** Start TEXT TO READ **

Yeah, that was what also made it possible for us to do things like, we published a short story in every issue, and I was the one editing those pieces and soliciting them. That was really fun. Doing stuff that was more rambly and narrative, sometimes it worked and sometimes it didn’t really, but we felt more free to play around.

It’s good writing! I mean, I’m vegetarian, but I still read the Chicken issue cover to cover. But to go back to your book. A lot of it is about memory. Ruth’s father is losing his while she’s trying to keep track of everything that happens in the course of the year. I love that her journal starts with these detailed, narrative entries and towards the end it gets fragmented, which is so realistic about how journals are kept. Starting ambitiously and then giving up. How did the diary format affect the story?

I wish I had a really smart reason why I chose this format, but I think it was really just that it felt possible to me. I never really thought I could write a novel. I was writing all these short stories when I was in my MFA program because I felt a novel was way too daunting. But then I started to read these pretty short books, often by women, that were really fragmented and really piecey. Like Play it as it Lays, or, one of my teachers in Florida was Mary Robison, who writes a lot of these really short stories but also has this novel called Why Did I Ever, which is one of my favourites. She basically wrote it on these index cards in the middle of the night because her home life was so crazy. She only had those moments to steal away and jot down these sentences on note cards and then she eventually pieced it all together into this novel.

I was reading all these books and they really had this impact on me, and I realized, “Oh, I could write a novel.” A novel is just a big thing made up of smaller pieces. I can write paragraphs and I can write little sections. If I can just write those little pieces, maybe I can write a novel. That is sort of where that came about. I think I tried doing even a non-diary format, where it was just these little fragments throughout the book, and then I felt a some point, oh, this needs the structure of a year and it needs these markers to help guide people along. But the format was really because it felt like a possible thing for me to do. To just write out one paragraph at a time and see how that went.

In terms of like, the way the format kind of changes near the end, I think…I wish I had a better answer for that too! It was really just a lot of experimentation. I realized at some point I wanted Ruth to be recording things for her dad and to have those roles kind of reversed. The last quarter of the book mimics his journal entries. I felt it was the right rhythm and pace. But it was really just so much trial and error and reading it over and over again. I don’t have a better reason, like, “Oh, I outlined it like this, and then there’s this scene at this exact moment…”

You don’t have to apologize for making instinctive choices! I’m always curious about how things are made, but sometimes it’s really just, “It felt right.”

That’s one of the joys too. Going back to the earlier question of what is different about writing about food versus fiction, they’re both puzzles and you have to figure out what works best with each piece, but with non-fiction you know you’re working with the pieces that you have. With fiction you can sometimes be surprised by what your subconscious brain just kind of spits out, which is fun. You’re still limited by what you know and what you can do, but at the same time there’s almost more surprise in it. You can surprise yourself with some insight or a sentence that brings that all the things together. That’s what I love about it.

What books did you gravitate towards growing up?

** End TEXT TO READ **

* CHALLENGES
- A) In the interview, how did Mary Robison write her novel Why Did I Ever?
- B) Continue the interview about writing a novel, picking up right after its last line.
The listing after this interview comes from a separate source.

** Start LISTED ENTRIES **

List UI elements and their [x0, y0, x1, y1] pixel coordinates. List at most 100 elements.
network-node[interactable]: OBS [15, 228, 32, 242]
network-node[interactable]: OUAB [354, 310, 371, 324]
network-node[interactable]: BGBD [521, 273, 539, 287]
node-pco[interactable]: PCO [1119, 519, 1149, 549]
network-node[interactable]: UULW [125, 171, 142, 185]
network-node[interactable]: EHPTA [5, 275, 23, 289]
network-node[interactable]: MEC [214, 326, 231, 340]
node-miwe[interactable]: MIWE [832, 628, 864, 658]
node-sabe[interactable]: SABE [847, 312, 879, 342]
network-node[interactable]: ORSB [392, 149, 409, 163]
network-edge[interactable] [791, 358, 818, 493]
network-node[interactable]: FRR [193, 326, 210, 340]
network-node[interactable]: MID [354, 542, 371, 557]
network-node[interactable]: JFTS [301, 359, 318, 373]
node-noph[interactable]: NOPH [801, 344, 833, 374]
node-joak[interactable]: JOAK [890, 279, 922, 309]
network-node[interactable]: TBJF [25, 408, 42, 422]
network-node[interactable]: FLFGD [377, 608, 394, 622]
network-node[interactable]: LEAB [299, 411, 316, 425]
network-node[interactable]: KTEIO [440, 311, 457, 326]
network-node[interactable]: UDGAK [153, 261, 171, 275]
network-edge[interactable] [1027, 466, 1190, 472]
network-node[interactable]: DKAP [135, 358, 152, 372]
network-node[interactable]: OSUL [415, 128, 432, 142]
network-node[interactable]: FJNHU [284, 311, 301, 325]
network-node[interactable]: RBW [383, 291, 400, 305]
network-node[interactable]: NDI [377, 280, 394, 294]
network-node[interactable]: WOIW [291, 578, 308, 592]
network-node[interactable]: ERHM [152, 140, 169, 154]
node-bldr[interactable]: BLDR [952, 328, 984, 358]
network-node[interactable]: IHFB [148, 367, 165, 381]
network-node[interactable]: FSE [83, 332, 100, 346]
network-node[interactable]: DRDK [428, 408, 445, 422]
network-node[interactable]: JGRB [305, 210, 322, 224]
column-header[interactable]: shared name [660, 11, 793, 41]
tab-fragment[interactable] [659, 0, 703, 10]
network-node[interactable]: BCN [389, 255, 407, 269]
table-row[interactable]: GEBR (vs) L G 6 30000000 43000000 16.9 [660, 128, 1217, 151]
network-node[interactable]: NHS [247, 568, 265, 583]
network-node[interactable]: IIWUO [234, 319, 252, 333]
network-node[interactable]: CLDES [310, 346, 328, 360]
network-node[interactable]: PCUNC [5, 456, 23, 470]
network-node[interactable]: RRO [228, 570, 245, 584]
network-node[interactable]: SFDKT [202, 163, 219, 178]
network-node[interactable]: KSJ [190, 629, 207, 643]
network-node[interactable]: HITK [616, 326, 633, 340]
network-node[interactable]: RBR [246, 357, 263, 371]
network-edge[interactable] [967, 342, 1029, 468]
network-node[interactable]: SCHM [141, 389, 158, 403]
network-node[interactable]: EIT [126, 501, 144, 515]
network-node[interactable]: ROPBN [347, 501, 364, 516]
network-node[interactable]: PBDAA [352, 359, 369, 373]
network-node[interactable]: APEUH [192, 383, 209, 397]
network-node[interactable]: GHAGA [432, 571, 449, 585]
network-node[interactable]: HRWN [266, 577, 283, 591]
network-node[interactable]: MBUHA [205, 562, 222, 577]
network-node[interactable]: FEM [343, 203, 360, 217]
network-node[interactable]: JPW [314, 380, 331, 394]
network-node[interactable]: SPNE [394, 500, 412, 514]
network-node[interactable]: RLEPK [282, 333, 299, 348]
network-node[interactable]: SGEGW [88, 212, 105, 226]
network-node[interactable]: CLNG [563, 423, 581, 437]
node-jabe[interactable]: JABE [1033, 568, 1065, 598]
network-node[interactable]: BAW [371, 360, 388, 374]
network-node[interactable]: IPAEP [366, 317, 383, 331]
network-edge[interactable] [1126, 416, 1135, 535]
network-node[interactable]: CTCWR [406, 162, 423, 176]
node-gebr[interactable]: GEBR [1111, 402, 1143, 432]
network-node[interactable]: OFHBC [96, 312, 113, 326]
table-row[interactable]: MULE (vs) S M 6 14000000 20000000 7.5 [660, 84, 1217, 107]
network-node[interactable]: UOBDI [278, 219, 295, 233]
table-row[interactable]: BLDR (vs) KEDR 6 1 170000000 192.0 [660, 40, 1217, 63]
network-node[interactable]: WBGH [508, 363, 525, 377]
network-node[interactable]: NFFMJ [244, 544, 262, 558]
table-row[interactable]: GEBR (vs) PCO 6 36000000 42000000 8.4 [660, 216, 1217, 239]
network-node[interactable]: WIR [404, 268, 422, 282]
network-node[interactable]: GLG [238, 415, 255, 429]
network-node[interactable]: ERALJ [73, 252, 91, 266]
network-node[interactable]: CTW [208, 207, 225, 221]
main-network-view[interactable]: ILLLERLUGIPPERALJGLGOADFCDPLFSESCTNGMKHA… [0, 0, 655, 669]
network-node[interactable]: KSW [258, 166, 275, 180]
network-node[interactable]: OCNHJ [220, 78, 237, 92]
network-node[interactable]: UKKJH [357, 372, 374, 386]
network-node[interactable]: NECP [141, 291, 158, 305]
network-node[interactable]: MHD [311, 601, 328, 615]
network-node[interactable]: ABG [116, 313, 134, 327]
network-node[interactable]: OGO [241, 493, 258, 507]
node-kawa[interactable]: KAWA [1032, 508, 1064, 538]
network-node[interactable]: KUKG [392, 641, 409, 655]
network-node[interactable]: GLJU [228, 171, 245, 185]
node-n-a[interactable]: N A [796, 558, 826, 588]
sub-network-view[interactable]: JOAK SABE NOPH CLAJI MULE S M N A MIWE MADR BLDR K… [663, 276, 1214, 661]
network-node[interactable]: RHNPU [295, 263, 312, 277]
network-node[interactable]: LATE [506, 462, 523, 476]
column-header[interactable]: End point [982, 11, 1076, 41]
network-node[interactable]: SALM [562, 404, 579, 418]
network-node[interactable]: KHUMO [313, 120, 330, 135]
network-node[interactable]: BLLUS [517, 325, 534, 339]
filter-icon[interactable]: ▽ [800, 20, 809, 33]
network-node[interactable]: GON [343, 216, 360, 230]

** End LISTED ENTRIES **
** Start LISTED ENTRIES **

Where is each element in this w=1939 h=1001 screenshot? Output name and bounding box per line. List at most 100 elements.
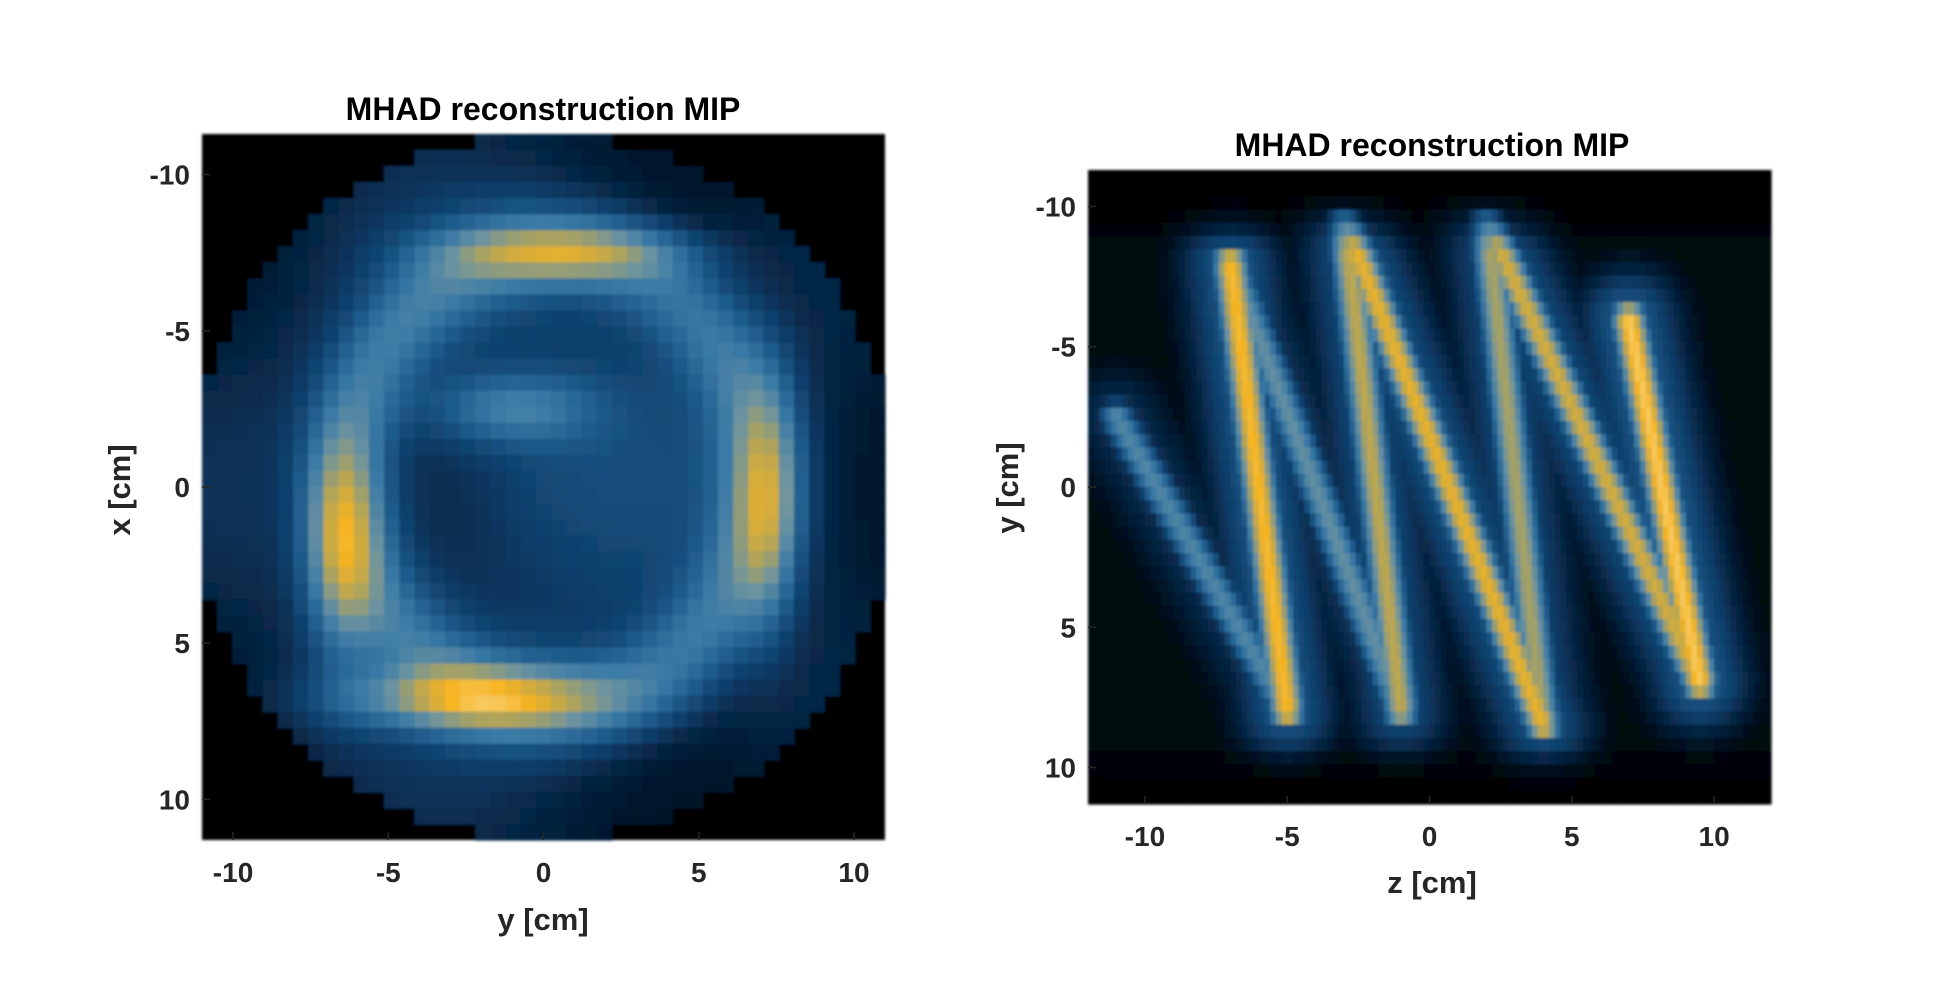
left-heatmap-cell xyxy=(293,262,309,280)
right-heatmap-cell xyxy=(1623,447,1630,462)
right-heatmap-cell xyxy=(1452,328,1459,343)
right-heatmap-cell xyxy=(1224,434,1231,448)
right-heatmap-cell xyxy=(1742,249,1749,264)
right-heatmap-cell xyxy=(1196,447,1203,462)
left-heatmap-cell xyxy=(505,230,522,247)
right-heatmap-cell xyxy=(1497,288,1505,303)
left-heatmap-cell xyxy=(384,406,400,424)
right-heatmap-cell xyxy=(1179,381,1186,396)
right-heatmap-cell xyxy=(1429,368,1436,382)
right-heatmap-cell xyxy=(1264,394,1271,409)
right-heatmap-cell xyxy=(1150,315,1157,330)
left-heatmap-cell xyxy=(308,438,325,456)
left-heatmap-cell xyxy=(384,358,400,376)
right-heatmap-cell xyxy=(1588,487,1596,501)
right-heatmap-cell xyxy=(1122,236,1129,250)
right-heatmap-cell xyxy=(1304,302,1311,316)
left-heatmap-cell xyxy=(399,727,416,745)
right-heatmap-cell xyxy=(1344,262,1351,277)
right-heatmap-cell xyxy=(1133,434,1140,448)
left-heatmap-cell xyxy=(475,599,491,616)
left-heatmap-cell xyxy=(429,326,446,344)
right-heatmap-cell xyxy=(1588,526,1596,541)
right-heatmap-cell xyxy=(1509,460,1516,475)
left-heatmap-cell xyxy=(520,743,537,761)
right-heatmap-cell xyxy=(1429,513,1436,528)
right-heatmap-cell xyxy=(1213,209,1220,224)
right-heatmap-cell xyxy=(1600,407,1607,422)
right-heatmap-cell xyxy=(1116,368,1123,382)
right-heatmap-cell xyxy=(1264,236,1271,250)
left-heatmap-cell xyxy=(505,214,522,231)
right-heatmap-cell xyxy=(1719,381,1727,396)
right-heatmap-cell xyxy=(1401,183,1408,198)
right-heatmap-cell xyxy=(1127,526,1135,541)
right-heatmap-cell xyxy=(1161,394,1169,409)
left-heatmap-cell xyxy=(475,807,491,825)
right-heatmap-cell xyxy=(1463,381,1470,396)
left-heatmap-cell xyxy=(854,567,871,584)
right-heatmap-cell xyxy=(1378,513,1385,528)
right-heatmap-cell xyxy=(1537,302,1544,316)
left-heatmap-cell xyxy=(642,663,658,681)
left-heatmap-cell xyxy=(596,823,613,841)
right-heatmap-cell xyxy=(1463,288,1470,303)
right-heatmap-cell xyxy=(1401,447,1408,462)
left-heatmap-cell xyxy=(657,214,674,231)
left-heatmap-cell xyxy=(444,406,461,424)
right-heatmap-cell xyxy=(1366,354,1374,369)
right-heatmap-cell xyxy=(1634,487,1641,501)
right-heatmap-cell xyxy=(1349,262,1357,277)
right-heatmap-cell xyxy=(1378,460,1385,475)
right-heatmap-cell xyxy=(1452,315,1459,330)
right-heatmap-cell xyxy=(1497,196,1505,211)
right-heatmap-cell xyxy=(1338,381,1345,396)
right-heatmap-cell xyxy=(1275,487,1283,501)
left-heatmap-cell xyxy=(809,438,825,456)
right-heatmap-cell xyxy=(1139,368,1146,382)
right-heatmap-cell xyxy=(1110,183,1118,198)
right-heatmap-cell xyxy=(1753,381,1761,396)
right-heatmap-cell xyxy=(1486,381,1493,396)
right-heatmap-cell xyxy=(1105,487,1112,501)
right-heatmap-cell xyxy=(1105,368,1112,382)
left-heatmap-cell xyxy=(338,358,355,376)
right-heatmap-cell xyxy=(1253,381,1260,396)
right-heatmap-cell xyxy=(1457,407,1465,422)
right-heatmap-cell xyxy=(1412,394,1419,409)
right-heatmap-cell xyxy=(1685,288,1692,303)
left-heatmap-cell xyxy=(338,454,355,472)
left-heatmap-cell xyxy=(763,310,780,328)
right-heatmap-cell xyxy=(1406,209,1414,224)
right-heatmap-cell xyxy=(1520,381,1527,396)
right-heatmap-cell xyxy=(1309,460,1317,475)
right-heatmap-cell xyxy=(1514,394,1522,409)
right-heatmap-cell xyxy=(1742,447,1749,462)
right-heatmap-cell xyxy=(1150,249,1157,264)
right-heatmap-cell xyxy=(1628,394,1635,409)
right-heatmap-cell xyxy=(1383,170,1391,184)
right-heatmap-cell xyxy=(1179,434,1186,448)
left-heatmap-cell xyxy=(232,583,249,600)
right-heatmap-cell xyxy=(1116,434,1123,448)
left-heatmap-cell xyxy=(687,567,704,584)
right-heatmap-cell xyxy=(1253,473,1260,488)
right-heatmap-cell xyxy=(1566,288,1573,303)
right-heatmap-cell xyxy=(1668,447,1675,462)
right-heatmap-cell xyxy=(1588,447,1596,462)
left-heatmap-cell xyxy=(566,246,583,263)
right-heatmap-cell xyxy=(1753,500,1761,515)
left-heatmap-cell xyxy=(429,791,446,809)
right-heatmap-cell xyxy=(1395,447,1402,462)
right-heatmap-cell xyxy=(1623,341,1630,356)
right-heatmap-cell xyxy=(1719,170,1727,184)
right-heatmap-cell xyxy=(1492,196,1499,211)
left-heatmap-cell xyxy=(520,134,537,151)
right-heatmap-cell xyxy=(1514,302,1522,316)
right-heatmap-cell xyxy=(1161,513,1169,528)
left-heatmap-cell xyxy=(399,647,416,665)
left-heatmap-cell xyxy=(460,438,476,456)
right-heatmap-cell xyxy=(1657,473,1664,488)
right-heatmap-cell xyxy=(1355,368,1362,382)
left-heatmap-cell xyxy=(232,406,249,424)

** End LISTED ENTRIES **
** Start LISTED ENTRIES **

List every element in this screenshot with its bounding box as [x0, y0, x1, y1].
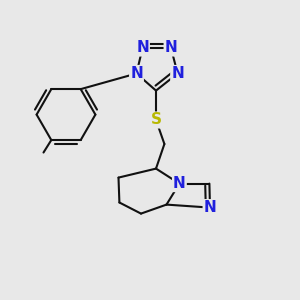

** End LISTED ENTRIES **

* RESPONSES FOR EACH TASK
- A) She wrote it on index cards in the middle of the night and later pieced them together into the novel.

- B)
There were so many different stages. I read a lot of Babysitters Club when I was little, and Boxcar Children. I really loved books that involved survival of some kind, so I loved like, Island of the Blue Dolphins. Do you know about that book?

Scott O’Dell?

Yeah! Having them make huts out of walrus tusks and seaweed. I loved that kind of thing. I loved the first four books in the Boxcar series because they were cooling their milk in the stream.

Those are all about kids learning how to make their own worlds and do things on their own.

Definitely. It was about wanting to be independent, to escape childhood. I feel like in college, I had these phases. I can remember in college feeling like there were books I was supposed to read, and reading them and trying them on and often they were just really kind of like….

Boring?

Yeah. But also really male books. Just trying them on like, “I should read like, Flann O’Brien or something.” That’s a really random bad example. But I think in college I looked at, what books am I supposed to read to be a writer? And then just realizing after that I should just read—I mean, it’s good to read books that you aren’t used to reading, or that are outside your normal reading habits, I guess, but I think something clicked for me when I started reading these smaller books by women that were really powerful in their brevity. I don’t want to say domestic, but often they are less sprawling. The word that people use with bigger books is “ambitious,” but I feel really small books can be just as ambitious. Seeing how powerful a shorter book could be was really formative for me.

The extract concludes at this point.